### WHAT IS REQUIRED:
In the material below, list every line carrying the string "document".

━━━━━━━━━━━━━━━━━━━━

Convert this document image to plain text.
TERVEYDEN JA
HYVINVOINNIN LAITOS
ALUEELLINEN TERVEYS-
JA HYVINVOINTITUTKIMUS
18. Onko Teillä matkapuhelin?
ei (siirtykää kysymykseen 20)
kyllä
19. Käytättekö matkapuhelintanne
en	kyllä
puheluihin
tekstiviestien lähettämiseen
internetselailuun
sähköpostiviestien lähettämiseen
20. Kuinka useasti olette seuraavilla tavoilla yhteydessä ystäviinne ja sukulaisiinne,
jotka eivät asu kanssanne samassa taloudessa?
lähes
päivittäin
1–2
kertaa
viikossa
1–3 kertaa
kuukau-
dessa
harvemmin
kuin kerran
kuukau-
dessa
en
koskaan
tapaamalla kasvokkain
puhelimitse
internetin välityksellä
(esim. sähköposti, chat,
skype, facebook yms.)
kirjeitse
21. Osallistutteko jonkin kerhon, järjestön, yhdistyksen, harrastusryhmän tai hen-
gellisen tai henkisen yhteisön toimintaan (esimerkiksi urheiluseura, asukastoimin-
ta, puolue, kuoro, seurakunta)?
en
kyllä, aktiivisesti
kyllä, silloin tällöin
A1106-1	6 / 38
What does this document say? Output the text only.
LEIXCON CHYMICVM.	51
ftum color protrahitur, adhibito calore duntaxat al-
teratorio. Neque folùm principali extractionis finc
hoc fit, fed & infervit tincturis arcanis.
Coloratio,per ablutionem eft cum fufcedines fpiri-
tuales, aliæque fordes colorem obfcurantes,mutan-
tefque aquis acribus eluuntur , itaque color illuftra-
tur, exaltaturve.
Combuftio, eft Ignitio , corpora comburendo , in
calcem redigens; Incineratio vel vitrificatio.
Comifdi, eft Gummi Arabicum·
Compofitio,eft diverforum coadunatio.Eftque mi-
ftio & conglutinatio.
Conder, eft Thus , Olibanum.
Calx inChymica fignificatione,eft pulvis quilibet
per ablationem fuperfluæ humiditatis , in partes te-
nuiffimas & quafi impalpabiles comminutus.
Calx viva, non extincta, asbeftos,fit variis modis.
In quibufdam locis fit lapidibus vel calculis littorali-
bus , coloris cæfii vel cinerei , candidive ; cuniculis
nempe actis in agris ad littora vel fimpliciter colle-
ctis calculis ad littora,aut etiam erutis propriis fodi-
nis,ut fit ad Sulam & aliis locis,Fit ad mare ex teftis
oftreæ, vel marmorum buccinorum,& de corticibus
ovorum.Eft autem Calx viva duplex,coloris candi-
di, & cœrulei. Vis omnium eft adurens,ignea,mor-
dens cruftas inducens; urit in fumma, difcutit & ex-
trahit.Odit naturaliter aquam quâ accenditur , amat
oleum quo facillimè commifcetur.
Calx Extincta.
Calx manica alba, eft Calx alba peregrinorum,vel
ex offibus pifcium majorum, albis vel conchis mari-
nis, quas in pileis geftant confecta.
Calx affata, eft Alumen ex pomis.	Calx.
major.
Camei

━━━━━━━━━━━━━━━━━━━━

### RESULT:
Convert this document image to plain text.
What does this document say? Output the text only.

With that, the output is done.